• _Stated task_
Output as a numbered list everything in the material from the line containing "Decompose this screenshot" down through the line containing "svg-text:Dec: Dec xyxy=(355,396,381,412)", both included. Skip blank lines and leave the pictures out.

• _Stored rows_
- - -
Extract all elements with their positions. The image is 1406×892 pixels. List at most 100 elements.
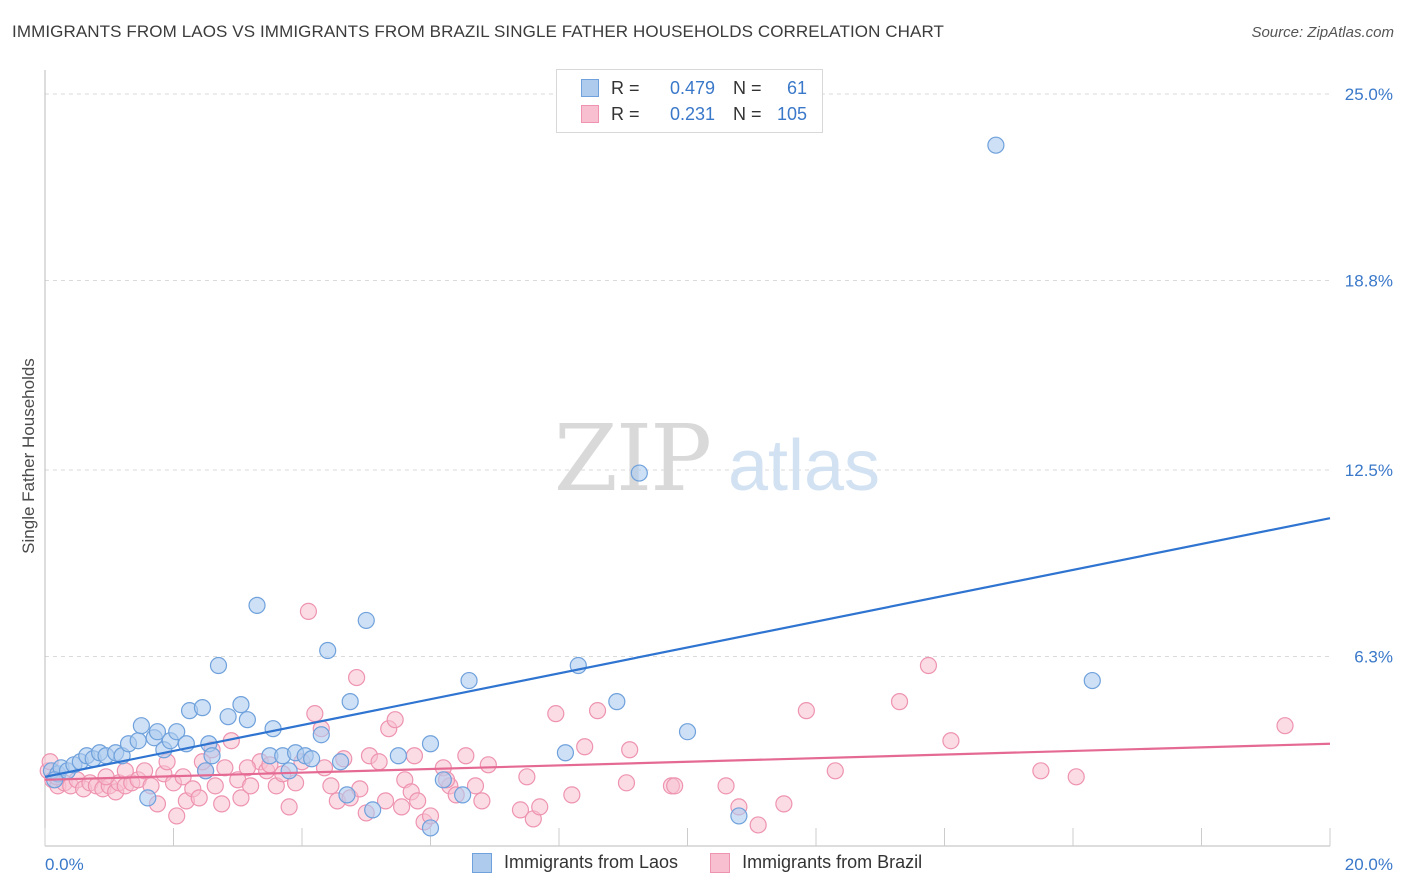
- - -
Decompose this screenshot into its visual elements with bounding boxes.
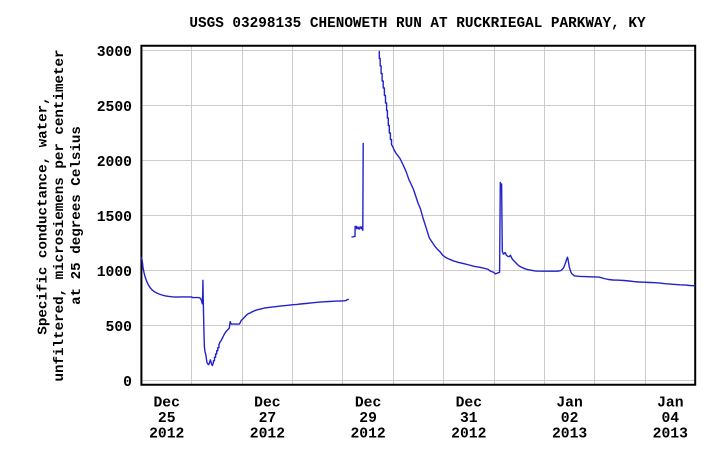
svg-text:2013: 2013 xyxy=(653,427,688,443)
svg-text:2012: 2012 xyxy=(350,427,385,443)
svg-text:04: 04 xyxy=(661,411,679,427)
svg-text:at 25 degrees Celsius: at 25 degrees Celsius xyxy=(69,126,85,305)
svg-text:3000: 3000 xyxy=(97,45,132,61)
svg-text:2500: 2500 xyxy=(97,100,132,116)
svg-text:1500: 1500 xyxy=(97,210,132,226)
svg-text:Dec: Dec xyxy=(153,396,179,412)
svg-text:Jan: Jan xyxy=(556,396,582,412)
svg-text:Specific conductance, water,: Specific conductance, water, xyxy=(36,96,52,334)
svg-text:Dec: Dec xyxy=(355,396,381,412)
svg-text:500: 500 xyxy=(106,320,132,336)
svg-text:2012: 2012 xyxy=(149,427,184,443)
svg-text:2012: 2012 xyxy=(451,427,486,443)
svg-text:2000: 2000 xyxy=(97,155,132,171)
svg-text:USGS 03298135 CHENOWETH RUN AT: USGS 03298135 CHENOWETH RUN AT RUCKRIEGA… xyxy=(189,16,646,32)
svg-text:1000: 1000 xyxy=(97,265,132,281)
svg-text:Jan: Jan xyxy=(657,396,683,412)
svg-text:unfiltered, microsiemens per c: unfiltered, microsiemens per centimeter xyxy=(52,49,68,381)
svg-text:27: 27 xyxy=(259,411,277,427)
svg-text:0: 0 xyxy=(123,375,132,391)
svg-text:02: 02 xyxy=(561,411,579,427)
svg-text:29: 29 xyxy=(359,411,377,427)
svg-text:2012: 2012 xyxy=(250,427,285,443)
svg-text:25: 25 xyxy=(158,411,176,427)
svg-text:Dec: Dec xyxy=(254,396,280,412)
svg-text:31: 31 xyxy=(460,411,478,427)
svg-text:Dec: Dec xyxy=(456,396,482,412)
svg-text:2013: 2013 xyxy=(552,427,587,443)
- - -
• _Solution for this problem_
1. Decompose this screenshot into its visual elements with bounding boxes.
2. svg-text:2013: 2013 xyxy=(653,427,688,443)
3. svg-text:2012: 2012 xyxy=(350,427,385,443)
4. svg-text:04: 04 xyxy=(661,411,679,427)
5. svg-text:at 25 degrees Celsius: at 25 degrees Celsius xyxy=(69,126,85,305)
6. svg-text:3000: 3000 xyxy=(97,45,132,61)
7. svg-text:2500: 2500 xyxy=(97,100,132,116)
8. svg-text:1500: 1500 xyxy=(97,210,132,226)
9. svg-text:Dec: Dec xyxy=(153,396,179,412)
10. svg-text:Jan: Jan xyxy=(556,396,582,412)
11. svg-text:Specific conductance, water,: Specific conductance, water, xyxy=(36,96,52,334)
12. svg-text:Dec: Dec xyxy=(355,396,381,412)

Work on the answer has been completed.